»»

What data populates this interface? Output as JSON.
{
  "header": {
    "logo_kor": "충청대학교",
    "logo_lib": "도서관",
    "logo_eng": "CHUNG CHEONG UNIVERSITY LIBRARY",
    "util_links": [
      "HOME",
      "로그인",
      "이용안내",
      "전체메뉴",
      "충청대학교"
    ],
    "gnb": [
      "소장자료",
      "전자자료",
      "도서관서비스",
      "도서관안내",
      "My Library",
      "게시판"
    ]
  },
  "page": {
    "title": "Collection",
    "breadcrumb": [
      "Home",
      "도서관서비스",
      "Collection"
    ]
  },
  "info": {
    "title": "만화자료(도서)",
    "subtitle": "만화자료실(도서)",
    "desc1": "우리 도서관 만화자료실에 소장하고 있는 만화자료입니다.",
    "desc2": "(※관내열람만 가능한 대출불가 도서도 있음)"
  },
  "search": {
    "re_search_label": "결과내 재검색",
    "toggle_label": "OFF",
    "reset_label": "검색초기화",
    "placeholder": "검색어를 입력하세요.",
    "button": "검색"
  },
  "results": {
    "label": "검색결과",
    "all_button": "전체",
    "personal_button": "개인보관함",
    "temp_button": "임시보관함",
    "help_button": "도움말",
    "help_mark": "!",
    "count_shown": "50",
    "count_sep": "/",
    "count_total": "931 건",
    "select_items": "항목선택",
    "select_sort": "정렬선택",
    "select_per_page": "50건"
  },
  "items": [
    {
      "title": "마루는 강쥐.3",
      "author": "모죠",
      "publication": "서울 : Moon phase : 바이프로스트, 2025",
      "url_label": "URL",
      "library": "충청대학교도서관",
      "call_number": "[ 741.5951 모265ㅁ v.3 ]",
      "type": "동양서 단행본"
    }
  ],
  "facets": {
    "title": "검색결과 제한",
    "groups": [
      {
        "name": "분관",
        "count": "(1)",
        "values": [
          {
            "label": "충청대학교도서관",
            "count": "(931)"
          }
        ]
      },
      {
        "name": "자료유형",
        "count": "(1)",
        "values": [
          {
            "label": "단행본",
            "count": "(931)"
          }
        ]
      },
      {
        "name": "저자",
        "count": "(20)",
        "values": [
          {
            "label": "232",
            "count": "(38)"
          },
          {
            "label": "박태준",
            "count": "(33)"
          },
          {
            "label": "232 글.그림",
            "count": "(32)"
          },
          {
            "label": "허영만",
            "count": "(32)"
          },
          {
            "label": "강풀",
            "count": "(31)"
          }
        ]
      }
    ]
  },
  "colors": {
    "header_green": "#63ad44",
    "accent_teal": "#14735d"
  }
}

««

Extract every entry in the listing word for word.

→ Response below
What data populates this interface? Output as JSON.
{
  "header": {
    "logo_kor": "충청대학교",
    "logo_lib": "도서관",
    "logo_eng": "CHUNG CHEONG UNIVERSITY LIBRARY",
    "util_links": [
      "HOME",
      "로그인",
      "이용안내",
      "전체메뉴",
      "충청대학교"
    ],
    "gnb": [
      "소장자료",
      "전자자료",
      "도서관서비스",
      "도서관안내",
      "My Library",
      "게시판"
    ]
  },
  "page": {
    "title": "Collection",
    "breadcrumb": [
      "Home",
      "도서관서비스",
      "Collection"
    ]
  },
  "info": {
    "title": "만화자료(도서)",
    "subtitle": "만화자료실(도서)",
    "desc1": "우리 도서관 만화자료실에 소장하고 있는 만화자료입니다.",
    "desc2": "(※관내열람만 가능한 대출불가 도서도 있음)"
  },
  "search": {
    "re_search_label": "결과내 재검색",
    "toggle_label": "OFF",
    "reset_label": "검색초기화",
    "placeholder": "검색어를 입력하세요.",
    "button": "검색"
  },
  "results": {
    "label": "검색결과",
    "all_button": "전체",
    "personal_button": "개인보관함",
    "temp_button": "임시보관함",
    "help_button": "도움말",
    "help_mark": "!",
    "count_shown": "50",
    "count_sep": "/",
    "count_total": "931 건",
    "select_items": "항목선택",
    "select_sort": "정렬선택",
    "select_per_page": "50건"
  },
  "items": [
    {
      "title": "마루는 강쥐.3",
      "author": "모죠",
      "publication": "서울 : Moon phase : 바이프로스트, 2025",
      "url_label": "URL",
      "library": "충청대학교도서관",
      "call_number": "[ 741.5951 모265ㅁ v.3 ]",
      "type": "동양서 단행본"
    }
  ],
  "facets": {
    "title": "검색결과 제한",
    "groups": [
      {
        "name": "분관",
        "count": "(1)",
        "values": [
          {
            "label": "충청대학교도서관",
            "count": "(931)"
          }
        ]
      },
      {
        "name": "자료유형",
        "count": "(1)",
        "values": [
          {
            "label": "단행본",
            "count": "(931)"
          }
        ]
      },
      {
        "name": "저자",
        "count": "(20)",
        "values": [
          {
            "label": "232",
            "count": "(38)"
          },
          {
            "label": "박태준",
            "count": "(33)"
          },
          {
            "label": "232 글.그림",
            "count": "(32)"
          },
          {
            "label": "허영만",
            "count": "(32)"
          },
          {
            "label": "강풀",
            "count": "(31)"
          }
        ]
      }
    ]
  },
  "colors": {
    "header_green": "#63ad44",
    "accent_teal": "#14735d"
  }
}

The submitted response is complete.